Ghost Writer is a 2010 Hong Kong television series produced by TVB, starring Steven Ma and Linda Chung. The protagonist of the series, Po Chung-ling, is based on the author of Strange Stories from a Chinese Studio, a collection of Chinese tales on the supernatural. The series tells how he was inspired to write those stories based on his personal encounters with the supernatural, as well as her relationship with Lau Sum-Yu.

==Plot==
Po Chung-Ling was born in Jinan a family of New Year print. He is very bright, his father, Po Poon, has therefore always hoped that he could one day carry on the family business. Ling, mistakenly thinks that Poon is working in collusion with some corrupt officials, refuses to listen to what his father says. His good friend, Ko Jit, is a constable and he hates corrupt officials as much as Ling does. Rumor has it that a fox spirit is creating troubles in Jinan. Ling is almost killed when he is investigating into the matter with Jit. A mysterious girl named Ling Wu Siu-Tsui comes to his rescue in the nick of time. It turns out later that she is the fox spirit, and that she saves Ling so as to return a past favour. As they spend more and more time together, Tsui starts to fall for Ling.

• [Requirement 1] Do these statements agree with the passage on Ghost Writer? (a) The series was produced by TVB. (b) Ko Jit works as a constable. (c) Po Chung-Ling was born in Beijing.
• [Requirement 2] Can you transcribe the records word for word, starting at their first line and stopping after the line that contains "categories-see-all-link[interactable]: Voir tout"?

[Data extracted from a collection]

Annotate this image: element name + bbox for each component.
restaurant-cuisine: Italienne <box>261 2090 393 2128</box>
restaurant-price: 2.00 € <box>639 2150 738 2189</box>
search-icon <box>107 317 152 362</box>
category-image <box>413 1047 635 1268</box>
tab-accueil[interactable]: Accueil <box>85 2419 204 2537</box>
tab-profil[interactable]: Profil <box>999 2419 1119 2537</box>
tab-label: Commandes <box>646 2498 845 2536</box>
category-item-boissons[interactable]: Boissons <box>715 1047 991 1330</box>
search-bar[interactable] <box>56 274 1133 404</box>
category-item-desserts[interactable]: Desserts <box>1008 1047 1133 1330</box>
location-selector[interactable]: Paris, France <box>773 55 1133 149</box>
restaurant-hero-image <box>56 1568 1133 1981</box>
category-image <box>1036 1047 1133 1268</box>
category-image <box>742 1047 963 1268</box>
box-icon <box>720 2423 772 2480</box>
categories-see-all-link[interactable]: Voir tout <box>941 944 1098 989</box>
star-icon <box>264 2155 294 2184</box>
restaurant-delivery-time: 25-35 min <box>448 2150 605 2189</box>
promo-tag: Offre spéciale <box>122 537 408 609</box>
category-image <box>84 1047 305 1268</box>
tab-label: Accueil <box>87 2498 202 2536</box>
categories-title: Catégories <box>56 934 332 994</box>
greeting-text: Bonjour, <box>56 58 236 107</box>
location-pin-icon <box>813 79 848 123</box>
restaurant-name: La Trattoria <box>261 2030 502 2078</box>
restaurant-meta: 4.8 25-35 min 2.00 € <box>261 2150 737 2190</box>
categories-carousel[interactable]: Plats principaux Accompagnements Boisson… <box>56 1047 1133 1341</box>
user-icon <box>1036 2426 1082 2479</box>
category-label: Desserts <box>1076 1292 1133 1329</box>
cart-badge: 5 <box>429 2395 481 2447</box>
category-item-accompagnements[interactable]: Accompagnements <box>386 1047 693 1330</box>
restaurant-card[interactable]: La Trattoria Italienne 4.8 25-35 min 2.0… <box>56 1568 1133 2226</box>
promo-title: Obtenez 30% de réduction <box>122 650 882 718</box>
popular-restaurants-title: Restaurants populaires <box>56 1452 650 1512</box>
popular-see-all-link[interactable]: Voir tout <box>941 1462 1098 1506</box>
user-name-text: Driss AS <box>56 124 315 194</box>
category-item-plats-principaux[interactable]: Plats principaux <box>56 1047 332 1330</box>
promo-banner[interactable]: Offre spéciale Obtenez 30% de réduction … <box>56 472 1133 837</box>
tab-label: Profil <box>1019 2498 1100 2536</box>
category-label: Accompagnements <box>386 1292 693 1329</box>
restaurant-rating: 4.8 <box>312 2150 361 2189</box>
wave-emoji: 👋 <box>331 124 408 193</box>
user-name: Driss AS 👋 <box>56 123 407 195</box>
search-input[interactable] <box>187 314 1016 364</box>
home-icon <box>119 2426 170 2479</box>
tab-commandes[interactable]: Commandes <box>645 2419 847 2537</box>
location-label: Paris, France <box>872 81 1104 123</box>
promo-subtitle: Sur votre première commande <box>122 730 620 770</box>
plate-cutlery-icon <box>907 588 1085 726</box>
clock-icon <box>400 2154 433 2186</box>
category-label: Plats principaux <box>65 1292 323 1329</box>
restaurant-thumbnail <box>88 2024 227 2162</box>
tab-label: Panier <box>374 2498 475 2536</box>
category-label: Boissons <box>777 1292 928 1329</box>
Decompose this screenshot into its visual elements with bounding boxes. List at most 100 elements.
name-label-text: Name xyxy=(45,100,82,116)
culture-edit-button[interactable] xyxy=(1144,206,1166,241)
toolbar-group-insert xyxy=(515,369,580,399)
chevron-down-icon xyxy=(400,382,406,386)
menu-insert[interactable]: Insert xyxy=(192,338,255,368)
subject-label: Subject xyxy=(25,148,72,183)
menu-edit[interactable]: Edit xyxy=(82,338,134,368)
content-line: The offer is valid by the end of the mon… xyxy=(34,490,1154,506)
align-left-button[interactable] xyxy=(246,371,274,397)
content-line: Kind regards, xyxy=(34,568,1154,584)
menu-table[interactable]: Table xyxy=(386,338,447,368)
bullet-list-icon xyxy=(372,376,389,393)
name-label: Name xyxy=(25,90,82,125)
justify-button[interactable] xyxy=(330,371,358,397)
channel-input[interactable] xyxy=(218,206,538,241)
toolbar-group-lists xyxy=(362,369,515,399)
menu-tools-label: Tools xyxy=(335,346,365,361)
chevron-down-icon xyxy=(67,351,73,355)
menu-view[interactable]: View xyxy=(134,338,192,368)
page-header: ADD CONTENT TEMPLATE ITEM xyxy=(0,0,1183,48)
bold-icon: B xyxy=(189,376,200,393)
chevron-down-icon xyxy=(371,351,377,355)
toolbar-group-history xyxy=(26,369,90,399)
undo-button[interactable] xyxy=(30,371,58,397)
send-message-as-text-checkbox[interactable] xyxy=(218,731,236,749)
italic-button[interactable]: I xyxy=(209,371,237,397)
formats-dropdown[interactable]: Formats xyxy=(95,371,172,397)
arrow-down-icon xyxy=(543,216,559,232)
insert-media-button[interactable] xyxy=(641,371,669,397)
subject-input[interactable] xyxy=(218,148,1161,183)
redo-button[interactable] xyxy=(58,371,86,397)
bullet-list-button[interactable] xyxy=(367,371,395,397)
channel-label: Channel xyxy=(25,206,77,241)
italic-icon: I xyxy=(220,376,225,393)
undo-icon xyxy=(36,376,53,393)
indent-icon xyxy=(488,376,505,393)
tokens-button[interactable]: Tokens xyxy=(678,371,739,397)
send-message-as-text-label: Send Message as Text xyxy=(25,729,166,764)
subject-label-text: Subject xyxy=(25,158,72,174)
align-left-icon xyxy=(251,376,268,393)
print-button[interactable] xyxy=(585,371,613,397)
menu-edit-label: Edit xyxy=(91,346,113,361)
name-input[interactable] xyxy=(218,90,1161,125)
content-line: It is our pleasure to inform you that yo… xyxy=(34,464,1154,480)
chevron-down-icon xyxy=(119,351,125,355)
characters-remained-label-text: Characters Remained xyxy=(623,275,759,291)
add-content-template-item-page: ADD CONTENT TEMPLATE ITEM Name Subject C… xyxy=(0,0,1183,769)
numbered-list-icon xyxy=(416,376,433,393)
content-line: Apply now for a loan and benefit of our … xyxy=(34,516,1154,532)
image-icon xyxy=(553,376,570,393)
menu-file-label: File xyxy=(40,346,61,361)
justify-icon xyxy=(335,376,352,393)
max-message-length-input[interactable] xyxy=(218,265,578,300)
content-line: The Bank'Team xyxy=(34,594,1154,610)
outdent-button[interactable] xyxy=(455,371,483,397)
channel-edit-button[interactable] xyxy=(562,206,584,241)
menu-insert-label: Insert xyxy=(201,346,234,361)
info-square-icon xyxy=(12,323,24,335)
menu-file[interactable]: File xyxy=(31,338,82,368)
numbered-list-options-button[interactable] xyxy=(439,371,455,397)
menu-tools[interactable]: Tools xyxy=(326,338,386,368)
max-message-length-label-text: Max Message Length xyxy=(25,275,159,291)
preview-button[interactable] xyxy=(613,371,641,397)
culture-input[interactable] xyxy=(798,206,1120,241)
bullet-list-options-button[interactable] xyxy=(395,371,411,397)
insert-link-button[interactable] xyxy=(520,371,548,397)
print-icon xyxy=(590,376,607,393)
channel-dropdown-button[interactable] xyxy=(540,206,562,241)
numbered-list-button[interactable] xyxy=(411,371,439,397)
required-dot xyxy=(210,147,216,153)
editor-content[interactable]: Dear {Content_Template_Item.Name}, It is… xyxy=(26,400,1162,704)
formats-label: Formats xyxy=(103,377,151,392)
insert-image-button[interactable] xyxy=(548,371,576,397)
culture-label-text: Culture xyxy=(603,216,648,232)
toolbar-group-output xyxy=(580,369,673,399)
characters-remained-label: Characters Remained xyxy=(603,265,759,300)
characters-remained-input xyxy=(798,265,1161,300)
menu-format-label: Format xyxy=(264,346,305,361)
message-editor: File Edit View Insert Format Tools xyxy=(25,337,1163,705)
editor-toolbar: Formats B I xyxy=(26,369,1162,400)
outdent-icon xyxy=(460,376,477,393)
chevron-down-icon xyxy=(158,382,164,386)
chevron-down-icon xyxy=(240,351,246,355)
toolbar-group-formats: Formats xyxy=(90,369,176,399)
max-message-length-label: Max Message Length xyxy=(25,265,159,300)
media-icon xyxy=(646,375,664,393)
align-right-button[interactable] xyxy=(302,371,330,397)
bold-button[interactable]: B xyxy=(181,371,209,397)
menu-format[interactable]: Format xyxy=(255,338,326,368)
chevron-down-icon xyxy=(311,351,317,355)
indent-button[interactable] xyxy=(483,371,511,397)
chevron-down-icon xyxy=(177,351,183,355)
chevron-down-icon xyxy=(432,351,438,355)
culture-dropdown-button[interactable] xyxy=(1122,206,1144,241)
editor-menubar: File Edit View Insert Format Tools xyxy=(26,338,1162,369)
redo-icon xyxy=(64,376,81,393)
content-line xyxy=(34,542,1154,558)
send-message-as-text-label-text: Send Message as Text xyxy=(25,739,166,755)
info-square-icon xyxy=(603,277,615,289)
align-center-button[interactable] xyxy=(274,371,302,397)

• [Task result 1]
(a) Yes: "Ghost Writer is a 2010 Hong Kong television series produced by TVB"
(b) Yes: "His good friend, Ko Jit, is a constable"
(c) No: "Po Chung-Ling was born in Jinan"

• [Task result 2]
Annotate this image: element name + bbox for each component.
restaurant-cuisine: Italienne <box>261 2090 393 2128</box>
restaurant-price: 2.00 € <box>639 2150 738 2189</box>
search-icon <box>107 317 152 362</box>
category-image <box>413 1047 635 1268</box>
tab-accueil[interactable]: Accueil <box>85 2419 204 2537</box>
tab-profil[interactable]: Profil <box>999 2419 1119 2537</box>
tab-label: Commandes <box>646 2498 845 2536</box>
category-item-boissons[interactable]: Boissons <box>715 1047 991 1330</box>
search-bar[interactable] <box>56 274 1133 404</box>
category-item-desserts[interactable]: Desserts <box>1008 1047 1133 1330</box>
location-selector[interactable]: Paris, France <box>773 55 1133 149</box>
restaurant-hero-image <box>56 1568 1133 1981</box>
category-image <box>1036 1047 1133 1268</box>
category-image <box>742 1047 963 1268</box>
box-icon <box>720 2423 772 2480</box>
categories-see-all-link[interactable]: Voir tout <box>941 944 1098 989</box>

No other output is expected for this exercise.